--- Exercise ---
Reproduce the passage of the houseplant-care text starting with "For the same" and going on through "it direct sun.", word for word.

Now let’s talk about some VERY important DON’TS.



How to Repot a Plant That Is Root Bound

This is a HUGE mistake that I see many people make. They rush to go repot their plant as soon as they receive it.

When you receive a houseplant in the mail, you should just give your plant a break and not be the “active” plant parent that you want to be. Sometimes it best to just let things be.

Your plant has been shipped in a completely dark box, potentially for days, so tread lightly when you receive it.

Wait at least 2 weeks before repotting your houseplant. It’ll give your plant some time to adjust “out of the box” and regain some strength. Repotting can be stressful on a plant too, so don’t make the situation worse!

And when you DO repot, be sure to follow proper repotting procedures as this is critical to your houseplant’s health!

After 2 weeks, if your plant is pot bound and need to pot up to a larger size, only go up ONE pot size. No larger otherwise your soil may stay too wet and cause you some major problems (especially if you don’t give your plant enough light).

Of course if your plant was shipped bare root, by all means plant it in a pot.


For the same reason as above, allow your plant to adjust to your home for 2 weeks or so before starting to fertilize. Let your plant adjust.

Fertilizing Houseplants


This one is very important as well and a mistake many people make. Place any plant that you receive right in front of a window without any direct sunshine for about 2 weeks as well.

Even if your plant is a sun-lover, you need to harden off your plant a bit. Allow it to adjust in “bright indirect” light for a couple weeks before you start to give it direct sun.

Remember, it has been in a dark box for a while, so you want to gradually increase your light, so no direct sun for 2 weeks. A window that has no direct sun but appears bright is perfect.

If you don’t do this, you may risk burning your houseplant. Of course if you plan on having your plant in an area with NO direct sun, you don’t have to worry. I’m talking about getting any sun-loving plants hardened off.

[Spatial annotation records]
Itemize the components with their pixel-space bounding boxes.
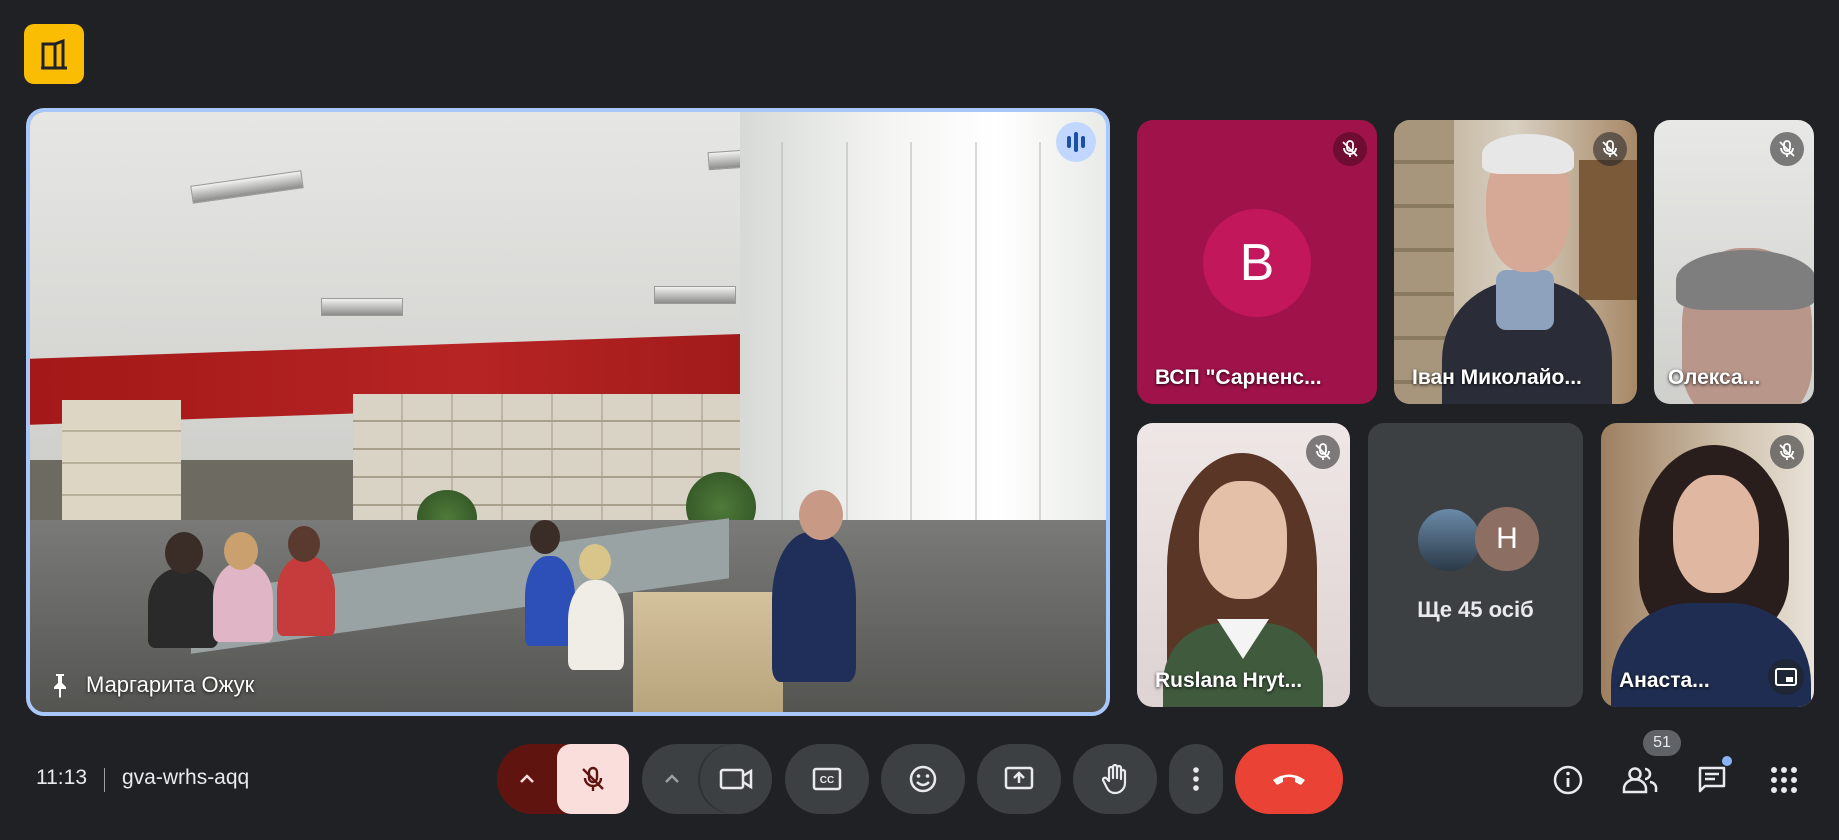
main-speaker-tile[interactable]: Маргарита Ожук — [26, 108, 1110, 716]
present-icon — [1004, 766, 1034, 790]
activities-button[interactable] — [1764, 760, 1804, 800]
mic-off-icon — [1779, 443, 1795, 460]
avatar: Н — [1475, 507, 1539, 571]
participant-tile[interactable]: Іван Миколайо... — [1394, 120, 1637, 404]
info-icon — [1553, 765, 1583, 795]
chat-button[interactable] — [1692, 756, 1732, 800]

--- Response to the task ---
For the same reason as above, allow your plant to adjust to your home for 2 weeks or so before starting to fertilize. Let your plant adjust.

Fertilizing Houseplants


This one is very important as well and a mistake many people make. Place any plant that you receive right in front of a window without any direct sunshine for about 2 weeks as well.

Even if your plant is a sun-lover, you need to harden off your plant a bit. Allow it to adjust in “bright indirect” light for a couple weeks before you start to give it direct sun.